Written exercise =>
Where the data below has the string "text", return the whole line.

⁂

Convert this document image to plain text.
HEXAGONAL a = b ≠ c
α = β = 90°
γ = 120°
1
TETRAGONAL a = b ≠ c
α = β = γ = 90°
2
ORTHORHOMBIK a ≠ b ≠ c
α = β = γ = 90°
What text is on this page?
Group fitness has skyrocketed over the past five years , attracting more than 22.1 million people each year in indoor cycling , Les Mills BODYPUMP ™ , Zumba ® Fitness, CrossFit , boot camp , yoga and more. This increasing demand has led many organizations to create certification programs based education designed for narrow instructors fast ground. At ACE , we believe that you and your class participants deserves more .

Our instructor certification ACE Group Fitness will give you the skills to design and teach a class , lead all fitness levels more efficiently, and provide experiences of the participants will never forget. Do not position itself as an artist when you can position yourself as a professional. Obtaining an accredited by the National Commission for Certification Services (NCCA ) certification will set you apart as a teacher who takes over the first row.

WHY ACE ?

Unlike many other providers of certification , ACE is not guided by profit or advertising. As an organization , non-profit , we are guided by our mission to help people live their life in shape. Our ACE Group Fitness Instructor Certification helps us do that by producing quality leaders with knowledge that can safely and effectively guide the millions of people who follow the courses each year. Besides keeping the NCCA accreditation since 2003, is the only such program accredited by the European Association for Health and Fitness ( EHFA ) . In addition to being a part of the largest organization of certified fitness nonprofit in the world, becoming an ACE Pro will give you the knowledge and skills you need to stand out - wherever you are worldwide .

⁂

Exercise result =>
Convert this document image to plain text.
What text is on this page?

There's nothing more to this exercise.